begin

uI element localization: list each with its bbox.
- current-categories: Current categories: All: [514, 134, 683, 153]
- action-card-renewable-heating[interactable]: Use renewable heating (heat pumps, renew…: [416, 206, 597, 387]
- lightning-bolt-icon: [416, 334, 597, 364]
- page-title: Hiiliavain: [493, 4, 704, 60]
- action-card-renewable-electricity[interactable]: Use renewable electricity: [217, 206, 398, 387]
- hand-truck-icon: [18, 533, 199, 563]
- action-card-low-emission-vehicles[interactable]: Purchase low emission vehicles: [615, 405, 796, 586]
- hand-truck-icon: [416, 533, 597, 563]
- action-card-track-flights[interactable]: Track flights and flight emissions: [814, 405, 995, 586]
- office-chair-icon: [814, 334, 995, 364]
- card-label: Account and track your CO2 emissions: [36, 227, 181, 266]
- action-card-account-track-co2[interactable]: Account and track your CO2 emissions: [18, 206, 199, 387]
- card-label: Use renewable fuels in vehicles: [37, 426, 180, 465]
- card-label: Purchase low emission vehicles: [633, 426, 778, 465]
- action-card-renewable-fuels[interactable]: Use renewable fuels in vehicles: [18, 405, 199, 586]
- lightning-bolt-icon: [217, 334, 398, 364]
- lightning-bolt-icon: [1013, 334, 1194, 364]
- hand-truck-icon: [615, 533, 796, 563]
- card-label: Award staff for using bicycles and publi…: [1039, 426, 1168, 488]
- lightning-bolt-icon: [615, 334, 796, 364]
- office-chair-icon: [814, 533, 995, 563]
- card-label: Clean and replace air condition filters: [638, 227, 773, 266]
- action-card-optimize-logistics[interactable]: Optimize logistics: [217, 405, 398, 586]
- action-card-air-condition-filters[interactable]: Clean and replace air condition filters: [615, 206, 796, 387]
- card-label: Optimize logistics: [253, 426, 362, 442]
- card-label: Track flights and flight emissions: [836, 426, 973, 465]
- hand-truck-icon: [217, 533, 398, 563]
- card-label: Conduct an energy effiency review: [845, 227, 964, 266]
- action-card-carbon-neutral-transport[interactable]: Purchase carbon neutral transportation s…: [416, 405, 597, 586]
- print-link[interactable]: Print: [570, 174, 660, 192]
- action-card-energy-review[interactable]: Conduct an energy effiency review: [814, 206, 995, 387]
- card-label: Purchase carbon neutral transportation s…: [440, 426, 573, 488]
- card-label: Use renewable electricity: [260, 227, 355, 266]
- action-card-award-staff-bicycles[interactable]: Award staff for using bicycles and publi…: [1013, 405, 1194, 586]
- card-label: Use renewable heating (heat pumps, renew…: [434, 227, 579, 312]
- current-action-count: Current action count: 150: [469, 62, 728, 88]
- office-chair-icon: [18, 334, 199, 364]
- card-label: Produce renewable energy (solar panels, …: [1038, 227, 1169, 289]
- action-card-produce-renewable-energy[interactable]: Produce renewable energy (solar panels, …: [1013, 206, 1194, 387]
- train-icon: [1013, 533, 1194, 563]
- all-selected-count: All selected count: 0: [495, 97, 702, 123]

end

• **Work to complete**
Turn each line of the material above into an item in a numbered list, leaving out any blank lines.

• **Exercise response**
1. uI element localization: list each with its bbox.
2. - current-categories: Current categories: All: [514, 134, 683, 153]
3. - action-card-renewable-heating[interactable]: Use renewable heating (heat pumps, renew…: [416, 206, 597, 387]
4. - lightning-bolt-icon: [416, 334, 597, 364]
5. - page-title: Hiiliavain: [493, 4, 704, 60]
6. - action-card-renewable-electricity[interactable]: Use renewable electricity: [217, 206, 398, 387]
7. - hand-truck-icon: [18, 533, 199, 563]
8. - action-card-low-emission-vehicles[interactable]: Purchase low emission vehicles: [615, 405, 796, 586]
9. - hand-truck-icon: [416, 533, 597, 563]
10. - action-card-track-flights[interactable]: Track flights and flight emissions: [814, 405, 995, 586]
11. - office-chair-icon: [814, 334, 995, 364]
12. - card-label: Account and track your CO2 emissions: [36, 227, 181, 266]
13. - action-card-account-track-co2[interactable]: Account and track your CO2 emissions: [18, 206, 199, 387]
14. - card-label: Use renewable fuels in vehicles: [37, 426, 180, 465]
15. - card-label: Purchase low emission vehicles: [633, 426, 778, 465]
16. - action-card-renewable-fuels[interactable]: Use renewable fuels in vehicles: [18, 405, 199, 586]
17. - lightning-bolt-icon: [217, 334, 398, 364]
18. - lightning-bolt-icon: [1013, 334, 1194, 364]
19. - hand-truck-icon: [615, 533, 796, 563]
20. - card-label: Award staff for using bicycles and publi…: [1039, 426, 1168, 488]
21. - lightning-bolt-icon: [615, 334, 796, 364]
22. - office-chair-icon: [814, 533, 995, 563]
23. - card-label: Clean and replace air condition filters: [638, 227, 773, 266]
24. - action-card-optimize-logistics[interactable]: Optimize logistics: [217, 405, 398, 586]
25. - action-card-air-condition-filters[interactable]: Clean and replace air condition filters: [615, 206, 796, 387]
26. - card-label: Optimize logistics: [253, 426, 362, 442]
27. - card-label: Track flights and flight emissions: [836, 426, 973, 465]
28. - hand-truck-icon: [217, 533, 398, 563]
29. - card-label: Conduct an energy effiency review: [845, 227, 964, 266]
30. - action-card-carbon-neutral-transport[interactable]: Purchase carbon neutral transportation s…: [416, 405, 597, 586]
31. - print-link[interactable]: Print: [570, 174, 660, 192]
32. - action-card-energy-review[interactable]: Conduct an energy effiency review: [814, 206, 995, 387]
33. - card-label: Purchase carbon neutral transportation s…: [440, 426, 573, 488]
34. - card-label: Use renewable electricity: [260, 227, 355, 266]
35. - action-card-award-staff-bicycles[interactable]: Award staff for using bicycles and publi…: [1013, 405, 1194, 586]
36. - card-label: Use renewable heating (heat pumps, renew…: [434, 227, 579, 312]
37. - current-action-count: Current action count: 150: [469, 62, 728, 88]
38. - office-chair-icon: [18, 334, 199, 364]
39. - card-label: Produce renewable energy (solar panels, …: [1038, 227, 1169, 289]
40. - action-card-produce-renewable-energy[interactable]: Produce renewable energy (solar panels, …: [1013, 206, 1194, 387]
41. - train-icon: [1013, 533, 1194, 563]
42. - all-selected-count: All selected count: 0: [495, 97, 702, 123]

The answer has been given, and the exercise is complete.